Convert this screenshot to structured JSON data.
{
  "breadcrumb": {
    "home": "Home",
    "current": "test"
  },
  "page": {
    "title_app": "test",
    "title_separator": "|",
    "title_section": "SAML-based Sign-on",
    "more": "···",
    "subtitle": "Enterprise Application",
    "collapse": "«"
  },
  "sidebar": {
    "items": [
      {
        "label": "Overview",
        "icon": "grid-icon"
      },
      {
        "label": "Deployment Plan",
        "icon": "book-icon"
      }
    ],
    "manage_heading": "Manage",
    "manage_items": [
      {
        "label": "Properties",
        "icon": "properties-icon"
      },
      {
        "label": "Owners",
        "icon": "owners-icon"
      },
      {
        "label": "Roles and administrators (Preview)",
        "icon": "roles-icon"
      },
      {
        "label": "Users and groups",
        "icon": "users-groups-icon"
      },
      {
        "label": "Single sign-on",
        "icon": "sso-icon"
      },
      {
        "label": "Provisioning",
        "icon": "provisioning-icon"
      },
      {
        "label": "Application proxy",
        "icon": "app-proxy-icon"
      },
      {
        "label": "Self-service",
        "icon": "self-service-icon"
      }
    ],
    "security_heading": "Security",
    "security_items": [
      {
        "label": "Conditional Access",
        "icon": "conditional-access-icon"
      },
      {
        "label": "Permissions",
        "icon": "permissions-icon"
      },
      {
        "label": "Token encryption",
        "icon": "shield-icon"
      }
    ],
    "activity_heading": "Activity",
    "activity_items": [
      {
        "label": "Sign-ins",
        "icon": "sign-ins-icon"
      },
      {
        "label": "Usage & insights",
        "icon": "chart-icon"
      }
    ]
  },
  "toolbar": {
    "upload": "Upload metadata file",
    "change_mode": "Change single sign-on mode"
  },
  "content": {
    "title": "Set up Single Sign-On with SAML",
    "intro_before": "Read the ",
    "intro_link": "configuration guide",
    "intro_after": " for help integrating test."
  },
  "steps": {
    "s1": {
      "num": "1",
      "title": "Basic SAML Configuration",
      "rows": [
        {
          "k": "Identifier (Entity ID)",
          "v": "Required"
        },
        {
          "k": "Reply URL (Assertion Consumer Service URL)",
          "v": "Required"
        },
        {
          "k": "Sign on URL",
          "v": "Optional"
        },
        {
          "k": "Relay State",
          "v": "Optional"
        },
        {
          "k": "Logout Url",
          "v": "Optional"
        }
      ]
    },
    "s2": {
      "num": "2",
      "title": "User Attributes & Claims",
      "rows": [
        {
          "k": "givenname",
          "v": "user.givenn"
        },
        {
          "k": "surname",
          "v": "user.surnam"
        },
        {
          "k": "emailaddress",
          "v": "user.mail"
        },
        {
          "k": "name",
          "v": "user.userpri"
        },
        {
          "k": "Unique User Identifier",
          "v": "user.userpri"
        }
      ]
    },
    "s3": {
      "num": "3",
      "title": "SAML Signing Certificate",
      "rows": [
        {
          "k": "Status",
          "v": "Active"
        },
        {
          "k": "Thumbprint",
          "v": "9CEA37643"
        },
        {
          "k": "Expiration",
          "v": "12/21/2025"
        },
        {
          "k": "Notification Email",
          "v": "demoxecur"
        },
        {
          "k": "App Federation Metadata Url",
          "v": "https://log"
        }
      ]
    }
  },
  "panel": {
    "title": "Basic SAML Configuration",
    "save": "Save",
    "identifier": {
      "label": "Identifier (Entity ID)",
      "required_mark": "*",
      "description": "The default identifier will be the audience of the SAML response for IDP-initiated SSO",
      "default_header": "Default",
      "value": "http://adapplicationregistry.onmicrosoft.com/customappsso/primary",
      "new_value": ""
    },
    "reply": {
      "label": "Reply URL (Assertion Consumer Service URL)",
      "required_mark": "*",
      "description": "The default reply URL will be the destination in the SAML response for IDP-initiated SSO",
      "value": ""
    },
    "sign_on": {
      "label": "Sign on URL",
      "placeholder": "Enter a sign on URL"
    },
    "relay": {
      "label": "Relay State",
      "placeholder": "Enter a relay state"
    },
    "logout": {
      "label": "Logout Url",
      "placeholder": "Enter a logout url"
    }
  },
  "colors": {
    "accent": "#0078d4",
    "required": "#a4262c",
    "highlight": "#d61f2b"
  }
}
######
Work to do -
Print every record above exactly as written.

Exercise result -
Convert this screenshot to structured JSON data.
{
  "breadcrumb": {
    "home": "Home",
    "current": "test"
  },
  "page": {
    "title_app": "test",
    "title_separator": "|",
    "title_section": "SAML-based Sign-on",
    "more": "···",
    "subtitle": "Enterprise Application",
    "collapse": "«"
  },
  "sidebar": {
    "items": [
      {
        "label": "Overview",
        "icon": "grid-icon"
      },
      {
        "label": "Deployment Plan",
        "icon": "book-icon"
      }
    ],
    "manage_heading": "Manage",
    "manage_items": [
      {
        "label": "Properties",
        "icon": "properties-icon"
      },
      {
        "label": "Owners",
        "icon": "owners-icon"
      },
      {
        "label": "Roles and administrators (Preview)",
        "icon": "roles-icon"
      },
      {
        "label": "Users and groups",
        "icon": "users-groups-icon"
      },
      {
        "label": "Single sign-on",
        "icon": "sso-icon"
      },
      {
        "label": "Provisioning",
        "icon": "provisioning-icon"
      },
      {
        "label": "Application proxy",
        "icon": "app-proxy-icon"
      },
      {
        "label": "Self-service",
        "icon": "self-service-icon"
      }
    ],
    "security_heading": "Security",
    "security_items": [
      {
        "label": "Conditional Access",
        "icon": "conditional-access-icon"
      },
      {
        "label": "Permissions",
        "icon": "permissions-icon"
      },
      {
        "label": "Token encryption",
        "icon": "shield-icon"
      }
    ],
    "activity_heading": "Activity",
    "activity_items": [
      {
        "label": "Sign-ins",
        "icon": "sign-ins-icon"
      },
      {
        "label": "Usage & insights",
        "icon": "chart-icon"
      }
    ]
  },
  "toolbar": {
    "upload": "Upload metadata file",
    "change_mode": "Change single sign-on mode"
  },
  "content": {
    "title": "Set up Single Sign-On with SAML",
    "intro_before": "Read the ",
    "intro_link": "configuration guide",
    "intro_after": " for help integrating test."
  },
  "steps": {
    "s1": {
      "num": "1",
      "title": "Basic SAML Configuration",
      "rows": [
        {
          "k": "Identifier (Entity ID)",
          "v": "Required"
        },
        {
          "k": "Reply URL (Assertion Consumer Service URL)",
          "v": "Required"
        },
        {
          "k": "Sign on URL",
          "v": "Optional"
        },
        {
          "k": "Relay State",
          "v": "Optional"
        },
        {
          "k": "Logout Url",
          "v": "Optional"
        }
      ]
    },
    "s2": {
      "num": "2",
      "title": "User Attributes & Claims",
      "rows": [
        {
          "k": "givenname",
          "v": "user.givenn"
        },
        {
          "k": "surname",
          "v": "user.surnam"
        },
        {
          "k": "emailaddress",
          "v": "user.mail"
        },
        {
          "k": "name",
          "v": "user.userpri"
        },
        {
          "k": "Unique User Identifier",
          "v": "user.userpri"
        }
      ]
    },
    "s3": {
      "num": "3",
      "title": "SAML Signing Certificate",
      "rows": [
        {
          "k": "Status",
          "v": "Active"
        },
        {
          "k": "Thumbprint",
          "v": "9CEA37643"
        },
        {
          "k": "Expiration",
          "v": "12/21/2025"
        },
        {
          "k": "Notification Email",
          "v": "demoxecur"
        },
        {
          "k": "App Federation Metadata Url",
          "v": "https://log"
        }
      ]
    }
  },
  "panel": {
    "title": "Basic SAML Configuration",
    "save": "Save",
    "identifier": {
      "label": "Identifier (Entity ID)",
      "required_mark": "*",
      "description": "The default identifier will be the audience of the SAML response for IDP-initiated SSO",
      "default_header": "Default",
      "value": "http://adapplicationregistry.onmicrosoft.com/customappsso/primary",
      "new_value": ""
    },
    "reply": {
      "label": "Reply URL (Assertion Consumer Service URL)",
      "required_mark": "*",
      "description": "The default reply URL will be the destination in the SAML response for IDP-initiated SSO",
      "value": ""
    },
    "sign_on": {
      "label": "Sign on URL",
      "placeholder": "Enter a sign on URL"
    },
    "relay": {
      "label": "Relay State",
      "placeholder": "Enter a relay state"
    },
    "logout": {
      "label": "Logout Url",
      "placeholder": "Enter a logout url"
    }
  },
  "colors": {
    "accent": "#0078d4",
    "required": "#a4262c",
    "highlight": "#d61f2b"
  }
}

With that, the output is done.